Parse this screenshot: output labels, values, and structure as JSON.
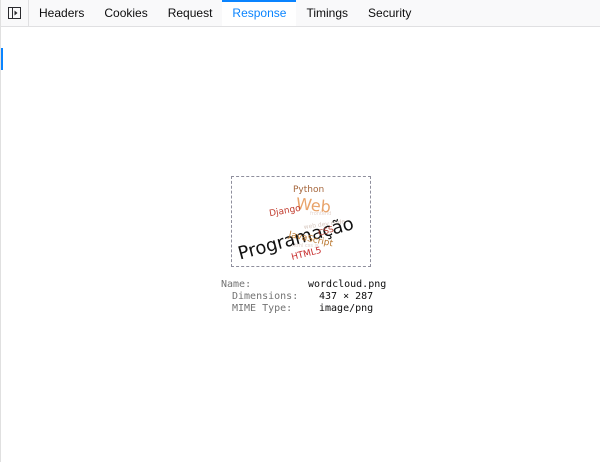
{
  "tabs": [
    {
      "label": "Headers",
      "selected": false
    },
    {
      "label": "Cookies",
      "selected": false
    },
    {
      "label": "Request",
      "selected": false
    },
    {
      "label": "Response",
      "selected": true
    },
    {
      "label": "Timings",
      "selected": false
    },
    {
      "label": "Security",
      "selected": false
    }
  ],
  "icons": {
    "sidebar_toggle": "sidebar-toggle-icon"
  },
  "colors": {
    "accent": "#0a84ff",
    "toolbar_bg": "#f9f9fa",
    "label_gray": "#737373"
  },
  "image_preview": {
    "words": [
      {
        "text": "Programação",
        "color": "#111111"
      },
      {
        "text": "Web",
        "color": "#e8a36a"
      },
      {
        "text": "Python",
        "color": "#a5663c"
      },
      {
        "text": "Django",
        "color": "#c0392b"
      },
      {
        "text": "CSS",
        "color": "#b03a2e"
      },
      {
        "text": "JavaScript",
        "color": "#b9772f"
      },
      {
        "text": "HTML5",
        "color": "#c62828"
      }
    ]
  },
  "image_info": {
    "name_label": "Name:",
    "name_value": "wordcloud.png",
    "dimensions_label": "Dimensions:",
    "dimensions_value": "437 × 287",
    "mime_label": "MIME Type:",
    "mime_value": "image/png"
  }
}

◆ ◆ ◆

Exercise task:
Count how many lines of the data include the word "text". Your reply should be that number alone.

Response to the task:
7